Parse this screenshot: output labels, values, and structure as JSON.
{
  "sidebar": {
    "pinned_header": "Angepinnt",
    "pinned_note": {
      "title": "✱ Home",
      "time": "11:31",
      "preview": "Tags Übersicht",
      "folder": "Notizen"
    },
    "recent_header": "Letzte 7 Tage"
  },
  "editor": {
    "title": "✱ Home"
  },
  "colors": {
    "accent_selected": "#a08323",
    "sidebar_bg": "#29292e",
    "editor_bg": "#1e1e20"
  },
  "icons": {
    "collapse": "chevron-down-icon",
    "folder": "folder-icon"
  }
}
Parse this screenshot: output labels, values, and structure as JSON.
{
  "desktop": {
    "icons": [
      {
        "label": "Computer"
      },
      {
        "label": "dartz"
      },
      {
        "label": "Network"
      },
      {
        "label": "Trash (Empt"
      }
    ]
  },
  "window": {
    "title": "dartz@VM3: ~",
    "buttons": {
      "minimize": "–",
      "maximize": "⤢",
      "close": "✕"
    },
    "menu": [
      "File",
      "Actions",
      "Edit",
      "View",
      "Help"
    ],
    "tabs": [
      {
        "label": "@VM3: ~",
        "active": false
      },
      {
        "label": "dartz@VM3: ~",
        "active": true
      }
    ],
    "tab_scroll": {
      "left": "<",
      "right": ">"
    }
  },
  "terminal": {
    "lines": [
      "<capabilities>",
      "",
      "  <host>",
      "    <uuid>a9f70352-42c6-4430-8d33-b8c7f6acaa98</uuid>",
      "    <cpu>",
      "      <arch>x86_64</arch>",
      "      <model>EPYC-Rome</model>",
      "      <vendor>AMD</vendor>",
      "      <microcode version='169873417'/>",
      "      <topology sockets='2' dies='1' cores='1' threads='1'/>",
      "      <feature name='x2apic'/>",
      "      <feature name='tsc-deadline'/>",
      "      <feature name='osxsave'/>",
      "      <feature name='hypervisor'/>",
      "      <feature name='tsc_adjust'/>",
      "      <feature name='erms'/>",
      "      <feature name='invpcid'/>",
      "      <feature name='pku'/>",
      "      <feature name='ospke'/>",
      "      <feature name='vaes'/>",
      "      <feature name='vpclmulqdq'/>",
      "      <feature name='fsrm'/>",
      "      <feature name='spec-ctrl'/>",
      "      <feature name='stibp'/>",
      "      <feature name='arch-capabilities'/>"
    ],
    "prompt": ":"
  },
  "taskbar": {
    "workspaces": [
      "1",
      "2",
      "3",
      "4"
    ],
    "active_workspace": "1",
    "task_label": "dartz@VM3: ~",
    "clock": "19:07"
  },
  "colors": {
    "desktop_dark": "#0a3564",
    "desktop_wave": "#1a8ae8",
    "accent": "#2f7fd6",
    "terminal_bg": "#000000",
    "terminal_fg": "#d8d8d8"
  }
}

=== WHAT IS NEEDED ===
Print every line of the records exactly. Omit nothing.

=== WRITTEN SOLUTION ===
Parse this screenshot: output labels, values, and structure as JSON.
{
  "sidebar": {
    "pinned_header": "Angepinnt",
    "pinned_note": {
      "title": "✱ Home",
      "time": "11:31",
      "preview": "Tags Übersicht",
      "folder": "Notizen"
    },
    "recent_header": "Letzte 7 Tage"
  },
  "editor": {
    "title": "✱ Home"
  },
  "colors": {
    "accent_selected": "#a08323",
    "sidebar_bg": "#29292e",
    "editor_bg": "#1e1e20"
  },
  "icons": {
    "collapse": "chevron-down-icon",
    "folder": "folder-icon"
  }
}
Parse this screenshot: output labels, values, and structure as JSON.
{
  "desktop": {
    "icons": [
      {
        "label": "Computer"
      },
      {
        "label": "dartz"
      },
      {
        "label": "Network"
      },
      {
        "label": "Trash (Empt"
      }
    ]
  },
  "window": {
    "title": "dartz@VM3: ~",
    "buttons": {
      "minimize": "–",
      "maximize": "⤢",
      "close": "✕"
    },
    "menu": [
      "File",
      "Actions",
      "Edit",
      "View",
      "Help"
    ],
    "tabs": [
      {
        "label": "@VM3: ~",
        "active": false
      },
      {
        "label": "dartz@VM3: ~",
        "active": true
      }
    ],
    "tab_scroll": {
      "left": "<",
      "right": ">"
    }
  },
  "terminal": {
    "lines": [
      "<capabilities>",
      "",
      "  <host>",
      "    <uuid>a9f70352-42c6-4430-8d33-b8c7f6acaa98</uuid>",
      "    <cpu>",
      "      <arch>x86_64</arch>",
      "      <model>EPYC-Rome</model>",
      "      <vendor>AMD</vendor>",
      "      <microcode version='169873417'/>",
      "      <topology sockets='2' dies='1' cores='1' threads='1'/>",
      "      <feature name='x2apic'/>",
      "      <feature name='tsc-deadline'/>",
      "      <feature name='osxsave'/>",
      "      <feature name='hypervisor'/>",
      "      <feature name='tsc_adjust'/>",
      "      <feature name='erms'/>",
      "      <feature name='invpcid'/>",
      "      <feature name='pku'/>",
      "      <feature name='ospke'/>",
      "      <feature name='vaes'/>",
      "      <feature name='vpclmulqdq'/>",
      "      <feature name='fsrm'/>",
      "      <feature name='spec-ctrl'/>",
      "      <feature name='stibp'/>",
      "      <feature name='arch-capabilities'/>"
    ],
    "prompt": ":"
  },
  "taskbar": {
    "workspaces": [
      "1",
      "2",
      "3",
      "4"
    ],
    "active_workspace": "1",
    "task_label": "dartz@VM3: ~",
    "clock": "19:07"
  },
  "colors": {
    "desktop_dark": "#0a3564",
    "desktop_wave": "#1a8ae8",
    "accent": "#2f7fd6",
    "terminal_bg": "#000000",
    "terminal_fg": "#d8d8d8"
  }
}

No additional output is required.